== Rows ==

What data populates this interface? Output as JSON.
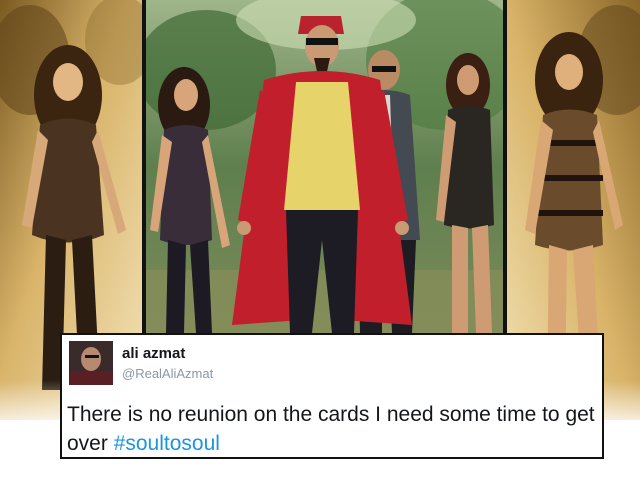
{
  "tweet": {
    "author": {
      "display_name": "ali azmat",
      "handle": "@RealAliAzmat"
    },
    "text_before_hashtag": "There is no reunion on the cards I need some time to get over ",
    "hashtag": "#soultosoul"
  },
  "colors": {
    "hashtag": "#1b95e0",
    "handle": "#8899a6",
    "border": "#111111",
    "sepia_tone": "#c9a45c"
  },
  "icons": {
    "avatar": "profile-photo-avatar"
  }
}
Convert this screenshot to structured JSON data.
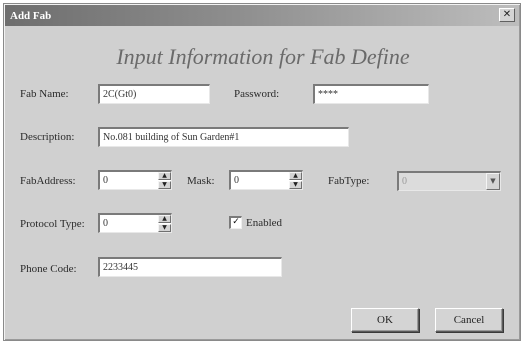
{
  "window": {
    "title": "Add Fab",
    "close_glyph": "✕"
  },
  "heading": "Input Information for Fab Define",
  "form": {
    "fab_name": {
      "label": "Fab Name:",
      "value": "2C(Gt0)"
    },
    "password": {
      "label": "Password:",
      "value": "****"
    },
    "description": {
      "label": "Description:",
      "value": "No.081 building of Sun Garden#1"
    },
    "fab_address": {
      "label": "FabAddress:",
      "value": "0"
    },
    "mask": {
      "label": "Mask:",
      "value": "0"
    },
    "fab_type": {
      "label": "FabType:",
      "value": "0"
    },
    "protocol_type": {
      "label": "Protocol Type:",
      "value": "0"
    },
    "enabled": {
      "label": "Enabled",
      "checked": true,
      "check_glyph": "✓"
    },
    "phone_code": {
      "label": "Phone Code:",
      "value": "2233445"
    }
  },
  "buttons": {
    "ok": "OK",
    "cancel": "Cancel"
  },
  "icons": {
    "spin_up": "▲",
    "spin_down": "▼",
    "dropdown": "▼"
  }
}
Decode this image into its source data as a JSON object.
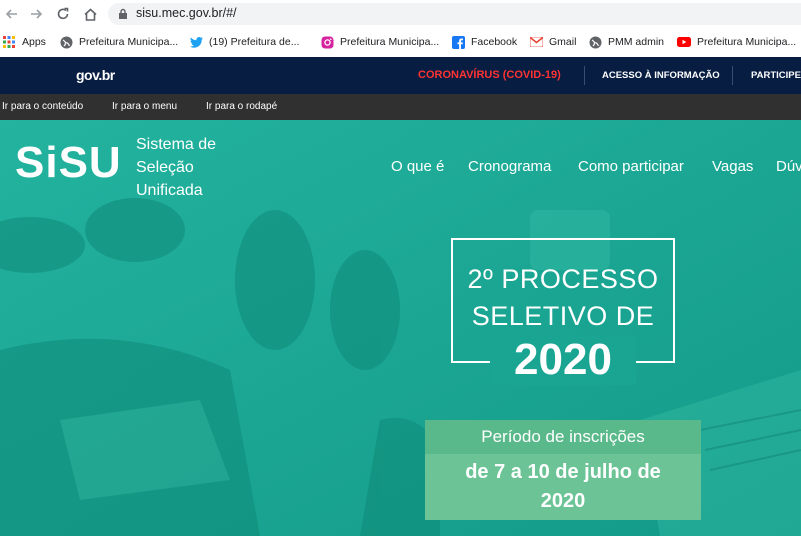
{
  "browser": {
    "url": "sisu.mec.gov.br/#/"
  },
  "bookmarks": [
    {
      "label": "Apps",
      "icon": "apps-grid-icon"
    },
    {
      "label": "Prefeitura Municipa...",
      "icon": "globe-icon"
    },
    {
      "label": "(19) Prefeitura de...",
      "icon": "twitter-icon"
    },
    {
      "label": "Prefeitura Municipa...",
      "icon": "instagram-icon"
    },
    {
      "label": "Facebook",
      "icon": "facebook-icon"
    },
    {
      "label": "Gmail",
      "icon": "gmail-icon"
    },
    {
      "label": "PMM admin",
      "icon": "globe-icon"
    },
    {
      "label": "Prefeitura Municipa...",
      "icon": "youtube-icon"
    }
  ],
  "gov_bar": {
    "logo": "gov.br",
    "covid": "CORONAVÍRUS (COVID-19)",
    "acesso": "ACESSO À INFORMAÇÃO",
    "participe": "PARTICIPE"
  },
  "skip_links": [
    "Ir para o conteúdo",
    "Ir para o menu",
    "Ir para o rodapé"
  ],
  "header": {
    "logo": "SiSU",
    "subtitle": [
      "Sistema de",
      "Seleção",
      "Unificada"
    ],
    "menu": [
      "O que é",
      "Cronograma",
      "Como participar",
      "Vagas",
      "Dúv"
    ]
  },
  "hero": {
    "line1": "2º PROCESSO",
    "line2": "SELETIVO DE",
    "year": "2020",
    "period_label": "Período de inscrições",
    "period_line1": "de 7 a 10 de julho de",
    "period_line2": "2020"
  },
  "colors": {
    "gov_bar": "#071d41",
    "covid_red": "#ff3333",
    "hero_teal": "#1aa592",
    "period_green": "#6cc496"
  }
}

== What the exercise asks ==
Without the pictures, write out the whole listing above exactly as it appears.

== Solution for this exercise ==
What data populates this interface? Output as JSON.
{
  "tweet": {
    "author": {
      "display_name": "ali azmat",
      "handle": "@RealAliAzmat"
    },
    "text_before_hashtag": "There is no reunion on the cards I need some time to get over ",
    "hashtag": "#soultosoul"
  },
  "colors": {
    "hashtag": "#1b95e0",
    "handle": "#8899a6",
    "border": "#111111",
    "sepia_tone": "#c9a45c"
  },
  "icons": {
    "avatar": "profile-photo-avatar"
  }
}
Convert this screenshot to structured JSON data.
{
  "window": {
    "title": "Add Fab",
    "close_glyph": "✕"
  },
  "heading": "Input Information for Fab Define",
  "form": {
    "fab_name": {
      "label": "Fab Name:",
      "value": "2C(Gt0)"
    },
    "password": {
      "label": "Password:",
      "value": "****"
    },
    "description": {
      "label": "Description:",
      "value": "No.081 building of Sun Garden#1"
    },
    "fab_address": {
      "label": "FabAddress:",
      "value": "0"
    },
    "mask": {
      "label": "Mask:",
      "value": "0"
    },
    "fab_type": {
      "label": "FabType:",
      "value": "0"
    },
    "protocol_type": {
      "label": "Protocol Type:",
      "value": "0"
    },
    "enabled": {
      "label": "Enabled",
      "checked": true,
      "check_glyph": "✓"
    },
    "phone_code": {
      "label": "Phone Code:",
      "value": "2233445"
    }
  },
  "buttons": {
    "ok": "OK",
    "cancel": "Cancel"
  },
  "icons": {
    "spin_up": "▲",
    "spin_down": "▼",
    "dropdown": "▼"
  }
}
Decode this image into its source data as a JSON object.
{
  "browser": {
    "url": "sisu.mec.gov.br/#/"
  },
  "bookmarks": [
    {
      "label": "Apps",
      "icon": "apps-grid-icon"
    },
    {
      "label": "Prefeitura Municipa...",
      "icon": "globe-icon"
    },
    {
      "label": "(19) Prefeitura de...",
      "icon": "twitter-icon"
    },
    {
      "label": "Prefeitura Municipa...",
      "icon": "instagram-icon"
    },
    {
      "label": "Facebook",
      "icon": "facebook-icon"
    },
    {
      "label": "Gmail",
      "icon": "gmail-icon"
    },
    {
      "label": "PMM admin",
      "icon": "globe-icon"
    },
    {
      "label": "Prefeitura Municipa...",
      "icon": "youtube-icon"
    }
  ],
  "gov_bar": {
    "logo": "gov.br",
    "covid": "CORONAVÍRUS (COVID-19)",
    "acesso": "ACESSO À INFORMAÇÃO",
    "participe": "PARTICIPE"
  },
  "skip_links": [
    "Ir para o conteúdo",
    "Ir para o menu",
    "Ir para o rodapé"
  ],
  "header": {
    "logo": "SiSU",
    "subtitle": [
      "Sistema de",
      "Seleção",
      "Unificada"
    ],
    "menu": [
      "O que é",
      "Cronograma",
      "Como participar",
      "Vagas",
      "Dúv"
    ]
  },
  "hero": {
    "line1": "2º PROCESSO",
    "line2": "SELETIVO DE",
    "year": "2020",
    "period_label": "Período de inscrições",
    "period_line1": "de 7 a 10 de julho de",
    "period_line2": "2020"
  },
  "colors": {
    "gov_bar": "#071d41",
    "covid_red": "#ff3333",
    "hero_teal": "#1aa592",
    "period_green": "#6cc496"
  }
}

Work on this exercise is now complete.